▸ **DIRECTIONS**: Where a line holds the string "autem", return that line.

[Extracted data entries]
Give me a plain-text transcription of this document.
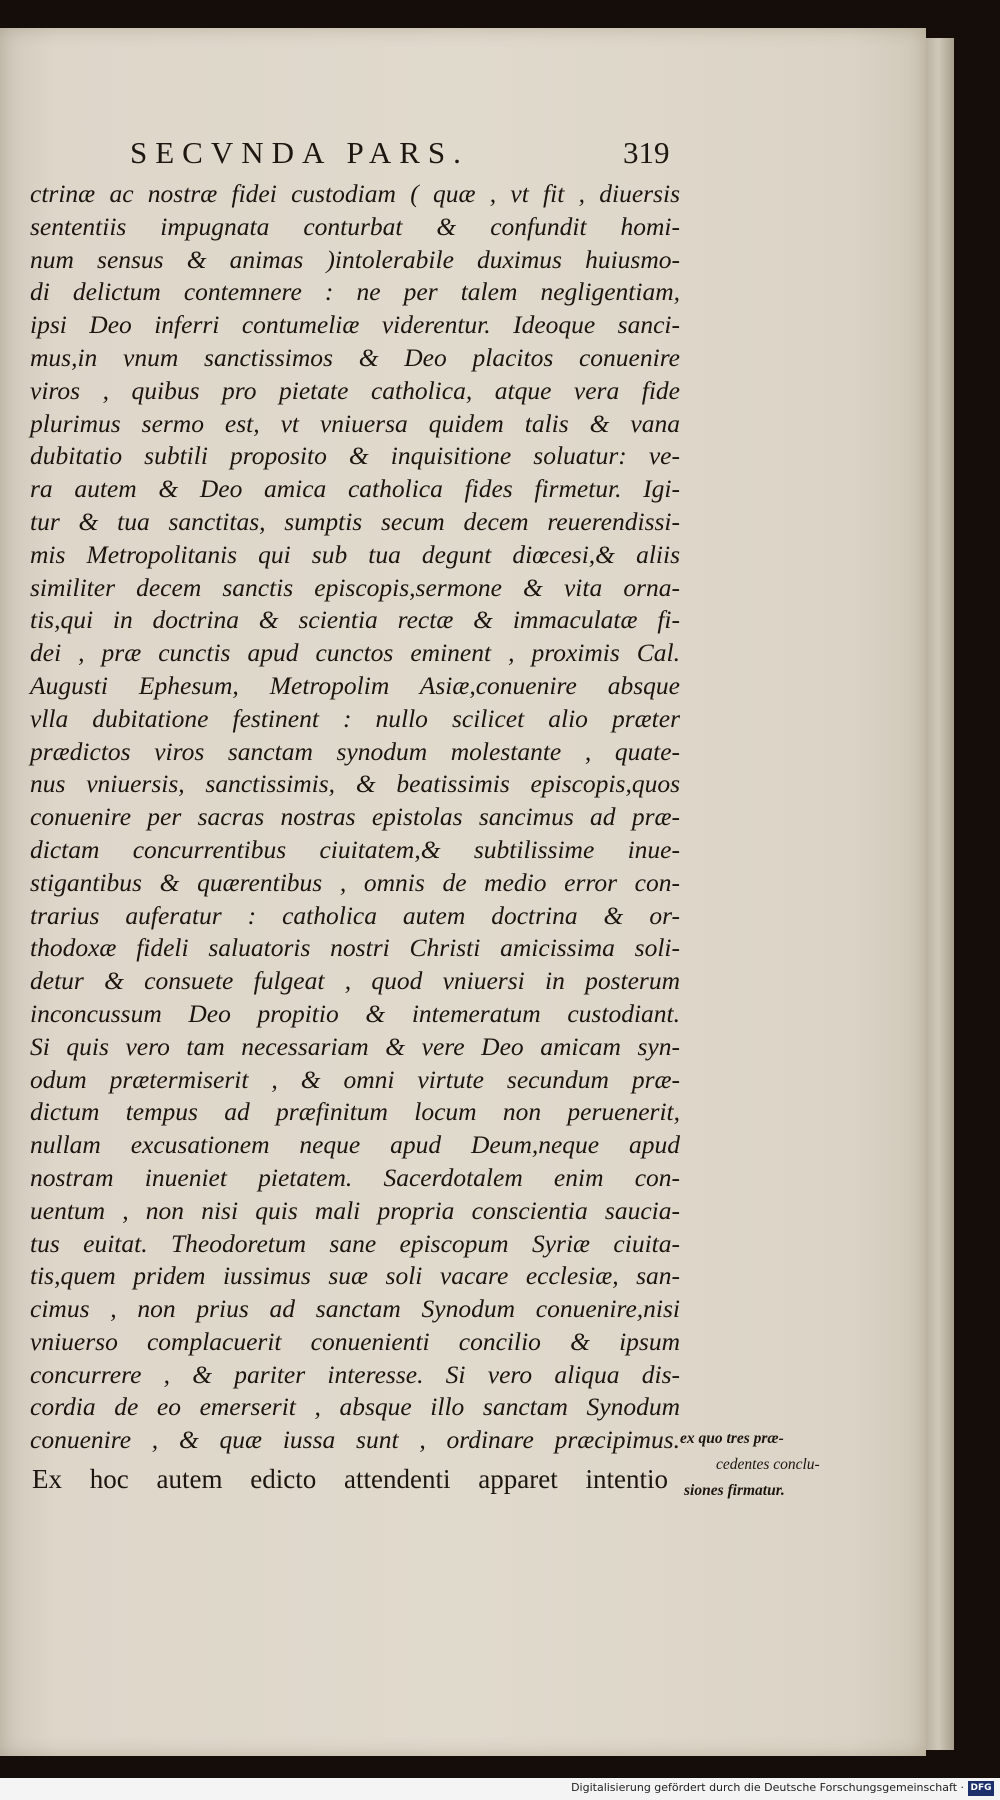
SECVNDA PARS.	319
ctrinæ ac nostræ fidei custodiam ( quæ , vt fit , diuersis
sententiis impugnata conturbat & confundit homi-
num sensus & animas )intolerabile duximus huiusmo-
di delictum contemnere : ne per talem negligentiam,
ipsi Deo inferri contumeliæ viderentur. Ideoque sanci-
mus,in vnum sanctissimos & Deo placitos conuenire
viros , quibus pro pietate catholica, atque vera fide
plurimus sermo est, vt vniuersa quidem talis & vana
dubitatio subtili proposito & inquisitione soluatur: ve-
ra autem & Deo amica catholica fides firmetur. Igi-
tur & tua sanctitas, sumptis secum decem reuerendissi-
mis Metropolitanis qui sub tua degunt diœcesi,& aliis
similiter decem sanctis episcopis,sermone & vita orna-
tis,qui in doctrina & scientia rectæ & immaculatæ fi-
dei , præ cunctis apud cunctos eminent , proximis Cal.
Augusti Ephesum, Metropolim Asiæ,conuenire absque
vlla dubitatione festinent : nullo scilicet alio præter
prædictos viros sanctam synodum molestante , quate-
nus vniuersis, sanctissimis, & beatissimis episcopis,quos
conuenire per sacras nostras epistolas sancimus ad præ-
dictam concurrentibus ciuitatem,& subtilissime inue-
stigantibus & quærentibus , omnis de medio error con-
trarius auferatur : catholica autem doctrina & or-
thodoxæ fideli saluatoris nostri Christi amicissima soli-
detur & consuete fulgeat , quod vniuersi in posterum
inconcussum Deo propitio & intemeratum custodiant.
Si quis vero tam necessariam & vere Deo amicam syn-
odum prætermiserit , & omni virtute secundum præ-
dictum tempus ad præfinitum locum non peruenerit,
nullam excusationem neque apud Deum,neque apud
nostram inueniet pietatem. Sacerdotalem enim con-
uentum , non nisi quis mali propria conscientia saucia-
tus euitat. Theodoretum sane episcopum Syriæ ciuita-
tis,quem pridem iussimus suæ soli vacare ecclesiæ, san-
cimus , non prius ad sanctam Synodum conuenire,nisi
vniuerso complacuerit conuenienti concilio & ipsum
concurrere , & pariter interesse. Si vero aliqua dis-
cordia de eo emerserit , absque illo sanctam Synodum
conuenire , & quæ iussa sunt , ordinare præcipimus.
Ex hoc autem edicto attendenti apparet intentio
ex quo tres præ-
cedentes conclu-
siones firmatur.
Digitalisierung gefördert durch die Deutsche Forschungsgemeinschaft · DFG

▸ **RESULT FOR THIS TASK**:
ra autem & Deo amica catholica fides firmetur. Igi-
trarius auferatur : catholica autem doctrina & or-
Ex hoc autem edicto attendenti apparet intentio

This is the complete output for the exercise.